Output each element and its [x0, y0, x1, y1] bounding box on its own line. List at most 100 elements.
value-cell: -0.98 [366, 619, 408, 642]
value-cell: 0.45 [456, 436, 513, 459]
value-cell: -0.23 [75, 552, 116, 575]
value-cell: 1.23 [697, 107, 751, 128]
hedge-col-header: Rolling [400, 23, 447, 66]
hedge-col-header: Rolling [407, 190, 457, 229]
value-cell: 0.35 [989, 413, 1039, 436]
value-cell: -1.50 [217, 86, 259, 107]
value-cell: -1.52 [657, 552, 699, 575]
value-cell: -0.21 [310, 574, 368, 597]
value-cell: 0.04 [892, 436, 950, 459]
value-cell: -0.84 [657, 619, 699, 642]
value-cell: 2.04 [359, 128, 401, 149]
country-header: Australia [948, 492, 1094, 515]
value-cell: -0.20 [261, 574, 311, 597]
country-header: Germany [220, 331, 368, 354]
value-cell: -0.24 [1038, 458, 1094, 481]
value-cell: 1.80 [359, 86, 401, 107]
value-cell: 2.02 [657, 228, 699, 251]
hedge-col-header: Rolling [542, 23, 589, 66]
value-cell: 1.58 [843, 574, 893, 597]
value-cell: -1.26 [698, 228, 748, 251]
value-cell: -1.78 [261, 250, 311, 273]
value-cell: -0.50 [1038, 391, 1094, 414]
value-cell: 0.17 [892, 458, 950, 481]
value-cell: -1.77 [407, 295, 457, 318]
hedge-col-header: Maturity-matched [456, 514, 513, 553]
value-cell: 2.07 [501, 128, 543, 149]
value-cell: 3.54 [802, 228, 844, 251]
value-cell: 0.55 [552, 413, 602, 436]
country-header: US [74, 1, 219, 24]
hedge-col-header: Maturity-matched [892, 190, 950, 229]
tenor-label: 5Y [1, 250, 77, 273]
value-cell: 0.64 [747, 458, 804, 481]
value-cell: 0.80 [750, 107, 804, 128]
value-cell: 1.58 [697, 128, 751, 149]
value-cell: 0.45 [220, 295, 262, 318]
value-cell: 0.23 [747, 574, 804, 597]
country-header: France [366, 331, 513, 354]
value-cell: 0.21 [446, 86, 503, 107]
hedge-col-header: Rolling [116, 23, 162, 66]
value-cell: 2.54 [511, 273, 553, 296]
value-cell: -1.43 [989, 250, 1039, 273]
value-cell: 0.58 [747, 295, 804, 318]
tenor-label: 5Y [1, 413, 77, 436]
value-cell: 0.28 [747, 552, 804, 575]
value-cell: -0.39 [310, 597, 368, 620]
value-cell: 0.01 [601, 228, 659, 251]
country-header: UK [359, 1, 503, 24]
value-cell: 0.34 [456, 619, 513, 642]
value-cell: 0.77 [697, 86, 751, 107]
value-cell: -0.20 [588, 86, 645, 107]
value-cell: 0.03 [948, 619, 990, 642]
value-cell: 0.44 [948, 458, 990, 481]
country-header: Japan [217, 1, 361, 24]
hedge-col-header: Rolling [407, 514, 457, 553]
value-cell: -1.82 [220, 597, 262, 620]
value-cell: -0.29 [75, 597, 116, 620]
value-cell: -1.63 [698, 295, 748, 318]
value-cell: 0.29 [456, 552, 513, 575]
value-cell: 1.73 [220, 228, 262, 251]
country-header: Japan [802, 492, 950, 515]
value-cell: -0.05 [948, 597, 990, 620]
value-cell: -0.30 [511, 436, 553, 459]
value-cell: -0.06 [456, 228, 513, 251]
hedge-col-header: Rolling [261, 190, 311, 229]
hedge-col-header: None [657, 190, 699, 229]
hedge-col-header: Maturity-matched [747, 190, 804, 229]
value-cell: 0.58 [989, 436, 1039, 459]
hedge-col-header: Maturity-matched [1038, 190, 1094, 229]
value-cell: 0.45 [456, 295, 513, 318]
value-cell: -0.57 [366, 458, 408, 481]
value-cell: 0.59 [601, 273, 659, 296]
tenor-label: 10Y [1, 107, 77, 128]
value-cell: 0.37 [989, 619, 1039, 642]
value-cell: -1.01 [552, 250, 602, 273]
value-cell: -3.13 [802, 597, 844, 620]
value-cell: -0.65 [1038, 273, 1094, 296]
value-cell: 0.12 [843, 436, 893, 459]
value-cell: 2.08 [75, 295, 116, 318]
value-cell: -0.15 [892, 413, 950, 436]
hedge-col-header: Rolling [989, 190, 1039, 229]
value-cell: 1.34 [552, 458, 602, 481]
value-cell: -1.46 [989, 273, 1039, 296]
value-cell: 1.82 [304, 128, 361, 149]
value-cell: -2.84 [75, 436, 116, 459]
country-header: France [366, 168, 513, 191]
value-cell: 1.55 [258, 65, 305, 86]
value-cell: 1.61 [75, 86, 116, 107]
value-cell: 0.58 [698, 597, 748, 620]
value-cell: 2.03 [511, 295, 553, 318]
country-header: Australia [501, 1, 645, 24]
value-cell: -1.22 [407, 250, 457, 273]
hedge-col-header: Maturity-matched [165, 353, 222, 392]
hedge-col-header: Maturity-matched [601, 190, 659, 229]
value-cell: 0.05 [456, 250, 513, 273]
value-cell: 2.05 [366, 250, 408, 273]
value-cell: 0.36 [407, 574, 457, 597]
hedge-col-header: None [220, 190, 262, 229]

• _Aim of the exercise_
Copy the records word for word, starting from their first line and ending with the line containing "value-cell: 0.01 [601, 228, 659, 251]", including that line.

• _Response_
Output each element and its [x0, y0, x1, y1] bounding box on its own line. List at most 100 elements.
value-cell: -0.98 [366, 619, 408, 642]
value-cell: 0.45 [456, 436, 513, 459]
value-cell: -0.23 [75, 552, 116, 575]
value-cell: 1.23 [697, 107, 751, 128]
hedge-col-header: Rolling [400, 23, 447, 66]
hedge-col-header: Rolling [407, 190, 457, 229]
value-cell: 0.35 [989, 413, 1039, 436]
value-cell: -1.50 [217, 86, 259, 107]
value-cell: -1.52 [657, 552, 699, 575]
value-cell: -0.21 [310, 574, 368, 597]
value-cell: 0.04 [892, 436, 950, 459]
value-cell: -0.84 [657, 619, 699, 642]
value-cell: 2.04 [359, 128, 401, 149]
country-header: Australia [948, 492, 1094, 515]
value-cell: -0.20 [261, 574, 311, 597]
country-header: Germany [220, 331, 368, 354]
value-cell: -0.24 [1038, 458, 1094, 481]
value-cell: 1.80 [359, 86, 401, 107]
value-cell: 2.02 [657, 228, 699, 251]
hedge-col-header: Rolling [542, 23, 589, 66]
value-cell: 1.58 [843, 574, 893, 597]
value-cell: -1.26 [698, 228, 748, 251]
value-cell: -1.78 [261, 250, 311, 273]
value-cell: -0.50 [1038, 391, 1094, 414]
value-cell: 0.17 [892, 458, 950, 481]
value-cell: -1.77 [407, 295, 457, 318]
hedge-col-header: Maturity-matched [456, 514, 513, 553]
value-cell: 2.07 [501, 128, 543, 149]
value-cell: 3.54 [802, 228, 844, 251]
value-cell: 0.55 [552, 413, 602, 436]
country-header: US [74, 1, 219, 24]
hedge-col-header: Maturity-matched [892, 190, 950, 229]
tenor-label: 5Y [1, 250, 77, 273]
value-cell: 0.64 [747, 458, 804, 481]
value-cell: 0.80 [750, 107, 804, 128]
value-cell: 1.58 [697, 128, 751, 149]
value-cell: 0.45 [220, 295, 262, 318]
value-cell: 0.23 [747, 574, 804, 597]
country-header: France [366, 331, 513, 354]
value-cell: 0.21 [446, 86, 503, 107]
hedge-col-header: Rolling [116, 23, 162, 66]
value-cell: 2.54 [511, 273, 553, 296]
value-cell: -1.43 [989, 250, 1039, 273]
value-cell: 0.58 [747, 295, 804, 318]
tenor-label: 5Y [1, 413, 77, 436]
value-cell: 0.28 [747, 552, 804, 575]
value-cell: -0.39 [310, 597, 368, 620]
value-cell: 0.01 [601, 228, 659, 251]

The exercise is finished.